> YOUR TASK:
From the records below, extract every line that contains the word "answers". Case counts.

Spatial annotation entries:

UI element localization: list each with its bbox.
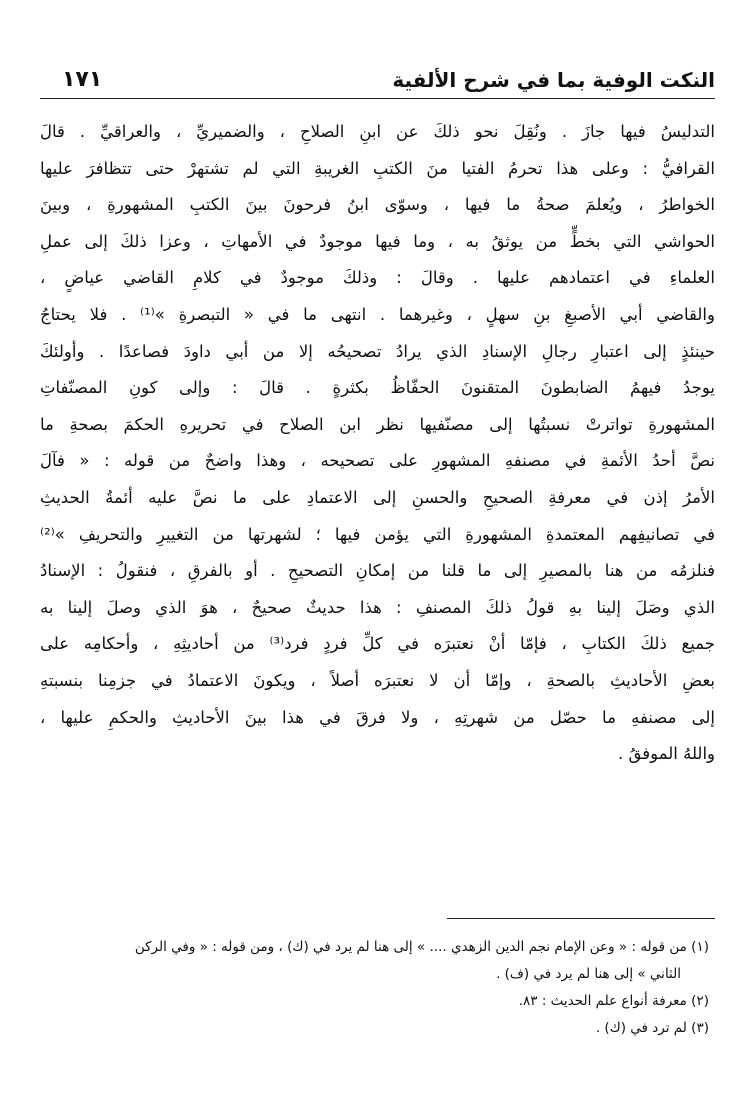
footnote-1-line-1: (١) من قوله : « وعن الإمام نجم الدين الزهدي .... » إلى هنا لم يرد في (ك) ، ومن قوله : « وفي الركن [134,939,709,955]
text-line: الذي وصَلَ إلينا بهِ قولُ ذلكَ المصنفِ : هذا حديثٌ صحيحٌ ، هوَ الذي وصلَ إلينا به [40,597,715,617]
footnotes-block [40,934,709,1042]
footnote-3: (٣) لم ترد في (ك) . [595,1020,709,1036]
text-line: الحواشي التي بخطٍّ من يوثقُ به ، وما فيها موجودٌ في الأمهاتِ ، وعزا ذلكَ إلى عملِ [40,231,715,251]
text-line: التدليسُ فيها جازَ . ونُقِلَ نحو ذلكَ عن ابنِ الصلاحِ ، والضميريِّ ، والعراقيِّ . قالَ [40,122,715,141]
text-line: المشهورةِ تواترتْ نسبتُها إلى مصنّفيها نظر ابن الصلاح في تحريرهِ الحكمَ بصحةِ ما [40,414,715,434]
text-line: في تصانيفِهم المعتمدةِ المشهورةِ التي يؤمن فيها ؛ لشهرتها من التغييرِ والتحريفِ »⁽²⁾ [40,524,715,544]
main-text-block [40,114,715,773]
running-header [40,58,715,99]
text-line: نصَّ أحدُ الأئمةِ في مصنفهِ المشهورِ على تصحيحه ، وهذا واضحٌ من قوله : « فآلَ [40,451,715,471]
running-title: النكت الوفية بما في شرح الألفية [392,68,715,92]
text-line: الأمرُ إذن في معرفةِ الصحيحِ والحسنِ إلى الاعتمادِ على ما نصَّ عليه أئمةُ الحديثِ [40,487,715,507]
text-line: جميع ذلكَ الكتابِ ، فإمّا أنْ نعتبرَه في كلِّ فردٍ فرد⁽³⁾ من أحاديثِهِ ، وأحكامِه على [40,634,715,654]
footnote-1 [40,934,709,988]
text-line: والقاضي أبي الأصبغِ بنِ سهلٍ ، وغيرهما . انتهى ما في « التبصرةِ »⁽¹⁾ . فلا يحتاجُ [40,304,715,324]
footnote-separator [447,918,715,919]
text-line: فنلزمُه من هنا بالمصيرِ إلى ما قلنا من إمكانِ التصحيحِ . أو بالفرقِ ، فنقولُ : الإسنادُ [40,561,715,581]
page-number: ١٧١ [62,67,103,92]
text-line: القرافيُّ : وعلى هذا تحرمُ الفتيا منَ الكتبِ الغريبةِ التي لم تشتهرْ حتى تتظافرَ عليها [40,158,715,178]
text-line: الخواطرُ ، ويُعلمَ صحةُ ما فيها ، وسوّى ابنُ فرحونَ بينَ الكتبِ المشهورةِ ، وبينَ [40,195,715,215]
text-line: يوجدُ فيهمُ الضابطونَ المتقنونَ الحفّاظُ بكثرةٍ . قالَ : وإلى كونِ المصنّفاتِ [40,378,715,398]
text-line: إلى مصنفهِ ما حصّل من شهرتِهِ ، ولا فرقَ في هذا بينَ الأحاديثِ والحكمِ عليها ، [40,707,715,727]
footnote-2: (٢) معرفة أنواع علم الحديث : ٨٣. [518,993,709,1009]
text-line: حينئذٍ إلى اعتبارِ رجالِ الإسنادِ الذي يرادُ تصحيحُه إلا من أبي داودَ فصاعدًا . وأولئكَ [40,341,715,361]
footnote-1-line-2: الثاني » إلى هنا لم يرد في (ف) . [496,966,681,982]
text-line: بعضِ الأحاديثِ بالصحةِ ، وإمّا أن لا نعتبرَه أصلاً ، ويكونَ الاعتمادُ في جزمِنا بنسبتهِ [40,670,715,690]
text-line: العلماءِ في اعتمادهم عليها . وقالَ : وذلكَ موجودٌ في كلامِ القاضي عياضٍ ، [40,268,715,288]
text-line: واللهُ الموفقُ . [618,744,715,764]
---
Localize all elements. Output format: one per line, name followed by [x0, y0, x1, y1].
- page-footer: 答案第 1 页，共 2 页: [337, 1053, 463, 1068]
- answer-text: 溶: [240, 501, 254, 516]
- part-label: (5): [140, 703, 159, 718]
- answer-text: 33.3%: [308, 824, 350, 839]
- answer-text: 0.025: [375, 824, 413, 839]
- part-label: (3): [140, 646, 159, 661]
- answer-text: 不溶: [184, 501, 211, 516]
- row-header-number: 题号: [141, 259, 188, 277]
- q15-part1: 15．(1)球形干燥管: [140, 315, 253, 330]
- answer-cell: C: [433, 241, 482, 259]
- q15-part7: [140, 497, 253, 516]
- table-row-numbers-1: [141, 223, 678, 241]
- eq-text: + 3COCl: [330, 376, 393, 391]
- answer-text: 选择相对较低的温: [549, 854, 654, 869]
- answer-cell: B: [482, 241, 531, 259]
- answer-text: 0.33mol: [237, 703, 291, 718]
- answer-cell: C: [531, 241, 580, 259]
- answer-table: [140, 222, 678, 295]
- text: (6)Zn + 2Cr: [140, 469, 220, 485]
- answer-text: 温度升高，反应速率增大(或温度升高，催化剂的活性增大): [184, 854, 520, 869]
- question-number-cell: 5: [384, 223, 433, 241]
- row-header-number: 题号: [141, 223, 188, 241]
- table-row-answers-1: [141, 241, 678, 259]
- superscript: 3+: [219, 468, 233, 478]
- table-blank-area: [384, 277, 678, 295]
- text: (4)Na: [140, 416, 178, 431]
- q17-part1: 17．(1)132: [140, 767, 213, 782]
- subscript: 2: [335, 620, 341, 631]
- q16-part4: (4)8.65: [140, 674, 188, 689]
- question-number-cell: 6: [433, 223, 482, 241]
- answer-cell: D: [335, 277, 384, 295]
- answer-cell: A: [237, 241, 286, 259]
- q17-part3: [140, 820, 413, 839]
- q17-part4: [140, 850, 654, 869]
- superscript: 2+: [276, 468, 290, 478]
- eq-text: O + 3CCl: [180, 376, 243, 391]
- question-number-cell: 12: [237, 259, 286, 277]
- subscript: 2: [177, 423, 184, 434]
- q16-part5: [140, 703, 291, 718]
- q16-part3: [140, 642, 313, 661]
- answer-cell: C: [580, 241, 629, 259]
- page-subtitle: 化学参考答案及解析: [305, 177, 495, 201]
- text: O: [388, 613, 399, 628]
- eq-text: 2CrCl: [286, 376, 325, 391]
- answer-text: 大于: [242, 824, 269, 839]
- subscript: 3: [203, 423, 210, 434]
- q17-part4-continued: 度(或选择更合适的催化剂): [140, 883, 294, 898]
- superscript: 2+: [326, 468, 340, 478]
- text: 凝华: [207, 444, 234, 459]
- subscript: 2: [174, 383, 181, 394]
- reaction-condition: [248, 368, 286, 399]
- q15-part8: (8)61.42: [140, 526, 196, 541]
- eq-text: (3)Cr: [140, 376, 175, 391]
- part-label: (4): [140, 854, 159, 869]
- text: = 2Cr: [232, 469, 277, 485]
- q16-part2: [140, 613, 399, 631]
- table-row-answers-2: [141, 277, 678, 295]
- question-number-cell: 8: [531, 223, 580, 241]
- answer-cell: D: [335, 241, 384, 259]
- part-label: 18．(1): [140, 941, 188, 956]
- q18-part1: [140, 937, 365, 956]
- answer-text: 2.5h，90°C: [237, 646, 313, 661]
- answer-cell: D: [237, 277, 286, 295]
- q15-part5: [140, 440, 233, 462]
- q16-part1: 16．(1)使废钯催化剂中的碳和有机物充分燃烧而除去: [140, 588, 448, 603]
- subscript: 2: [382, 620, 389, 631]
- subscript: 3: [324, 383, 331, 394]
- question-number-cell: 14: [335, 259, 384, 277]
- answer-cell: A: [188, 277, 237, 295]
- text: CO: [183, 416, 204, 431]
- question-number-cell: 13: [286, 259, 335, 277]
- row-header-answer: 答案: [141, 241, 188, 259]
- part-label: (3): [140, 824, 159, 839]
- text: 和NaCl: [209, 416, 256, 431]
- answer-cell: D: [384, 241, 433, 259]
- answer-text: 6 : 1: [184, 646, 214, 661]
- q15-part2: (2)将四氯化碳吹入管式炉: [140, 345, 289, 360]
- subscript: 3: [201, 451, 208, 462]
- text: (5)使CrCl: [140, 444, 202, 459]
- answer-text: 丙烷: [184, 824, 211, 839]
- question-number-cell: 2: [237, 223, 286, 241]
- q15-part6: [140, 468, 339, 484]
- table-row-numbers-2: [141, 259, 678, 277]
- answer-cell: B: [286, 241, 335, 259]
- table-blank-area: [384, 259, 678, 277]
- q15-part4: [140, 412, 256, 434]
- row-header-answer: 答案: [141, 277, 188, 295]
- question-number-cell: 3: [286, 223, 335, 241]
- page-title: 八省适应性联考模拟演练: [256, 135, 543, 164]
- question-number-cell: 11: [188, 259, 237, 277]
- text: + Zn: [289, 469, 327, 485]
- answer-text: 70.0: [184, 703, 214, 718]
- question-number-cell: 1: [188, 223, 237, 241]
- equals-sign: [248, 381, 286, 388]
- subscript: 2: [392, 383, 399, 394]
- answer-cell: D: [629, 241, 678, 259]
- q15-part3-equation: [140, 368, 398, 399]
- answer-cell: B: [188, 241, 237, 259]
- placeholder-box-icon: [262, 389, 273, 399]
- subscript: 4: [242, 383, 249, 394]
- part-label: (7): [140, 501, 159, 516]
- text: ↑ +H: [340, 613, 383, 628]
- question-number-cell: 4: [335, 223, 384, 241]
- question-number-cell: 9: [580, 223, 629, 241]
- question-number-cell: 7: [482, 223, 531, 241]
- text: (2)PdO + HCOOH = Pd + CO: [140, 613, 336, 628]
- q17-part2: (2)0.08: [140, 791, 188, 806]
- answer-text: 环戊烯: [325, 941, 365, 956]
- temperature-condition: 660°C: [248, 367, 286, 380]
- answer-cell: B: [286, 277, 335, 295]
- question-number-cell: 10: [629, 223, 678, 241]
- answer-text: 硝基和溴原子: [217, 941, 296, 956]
--
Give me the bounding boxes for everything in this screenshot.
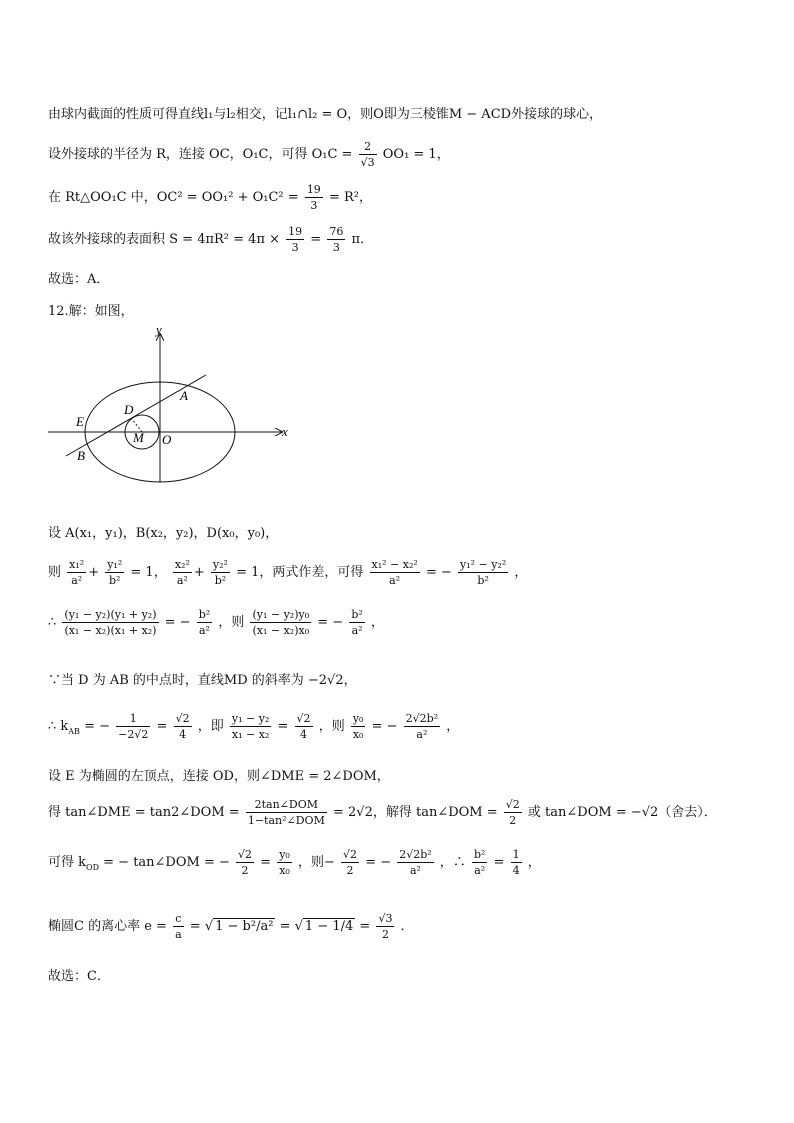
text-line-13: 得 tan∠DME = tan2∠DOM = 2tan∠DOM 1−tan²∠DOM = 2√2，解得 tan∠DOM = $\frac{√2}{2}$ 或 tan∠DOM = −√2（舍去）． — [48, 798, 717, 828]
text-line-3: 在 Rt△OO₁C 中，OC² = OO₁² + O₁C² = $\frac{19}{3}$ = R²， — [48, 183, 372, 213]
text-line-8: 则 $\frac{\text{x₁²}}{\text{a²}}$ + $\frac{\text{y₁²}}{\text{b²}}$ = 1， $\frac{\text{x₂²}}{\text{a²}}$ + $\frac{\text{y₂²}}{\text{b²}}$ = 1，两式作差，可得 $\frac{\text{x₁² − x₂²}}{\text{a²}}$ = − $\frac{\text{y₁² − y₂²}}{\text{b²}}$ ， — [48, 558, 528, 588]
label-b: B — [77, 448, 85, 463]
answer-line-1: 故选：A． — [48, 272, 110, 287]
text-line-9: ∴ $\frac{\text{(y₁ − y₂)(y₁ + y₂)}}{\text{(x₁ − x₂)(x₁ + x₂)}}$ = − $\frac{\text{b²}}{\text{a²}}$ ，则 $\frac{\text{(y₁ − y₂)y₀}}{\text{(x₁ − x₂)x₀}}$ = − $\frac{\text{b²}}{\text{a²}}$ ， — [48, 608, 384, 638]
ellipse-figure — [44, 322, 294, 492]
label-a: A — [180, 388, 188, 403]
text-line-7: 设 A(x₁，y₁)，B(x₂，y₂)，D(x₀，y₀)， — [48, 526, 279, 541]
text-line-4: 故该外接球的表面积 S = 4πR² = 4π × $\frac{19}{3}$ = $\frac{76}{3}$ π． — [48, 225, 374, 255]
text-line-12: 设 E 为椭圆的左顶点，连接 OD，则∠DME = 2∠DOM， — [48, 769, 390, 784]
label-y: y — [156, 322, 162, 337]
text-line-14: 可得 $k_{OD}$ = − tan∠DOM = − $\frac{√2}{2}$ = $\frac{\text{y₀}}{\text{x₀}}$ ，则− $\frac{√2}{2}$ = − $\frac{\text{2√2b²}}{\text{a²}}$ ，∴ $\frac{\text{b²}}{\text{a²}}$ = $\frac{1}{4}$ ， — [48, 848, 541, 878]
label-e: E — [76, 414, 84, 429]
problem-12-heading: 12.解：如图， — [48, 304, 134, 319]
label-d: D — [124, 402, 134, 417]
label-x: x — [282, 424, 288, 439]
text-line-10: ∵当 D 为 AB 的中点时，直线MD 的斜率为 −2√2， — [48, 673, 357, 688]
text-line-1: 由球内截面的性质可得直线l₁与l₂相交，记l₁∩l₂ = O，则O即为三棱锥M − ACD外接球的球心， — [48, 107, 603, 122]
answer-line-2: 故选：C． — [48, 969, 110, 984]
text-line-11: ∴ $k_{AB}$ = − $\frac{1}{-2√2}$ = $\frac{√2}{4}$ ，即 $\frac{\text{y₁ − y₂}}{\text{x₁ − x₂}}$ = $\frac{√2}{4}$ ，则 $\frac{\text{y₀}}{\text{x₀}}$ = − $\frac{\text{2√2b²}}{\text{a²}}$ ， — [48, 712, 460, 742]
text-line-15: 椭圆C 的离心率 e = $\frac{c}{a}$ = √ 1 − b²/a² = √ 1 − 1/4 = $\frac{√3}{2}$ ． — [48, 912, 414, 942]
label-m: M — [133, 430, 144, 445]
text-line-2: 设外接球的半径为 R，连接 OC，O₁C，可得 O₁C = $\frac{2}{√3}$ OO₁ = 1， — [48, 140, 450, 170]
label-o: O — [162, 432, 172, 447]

> EXERCISE RESULT:
- table-row-answers-1: [141, 241, 678, 259]
- table-row-answers-2: [141, 277, 678, 295]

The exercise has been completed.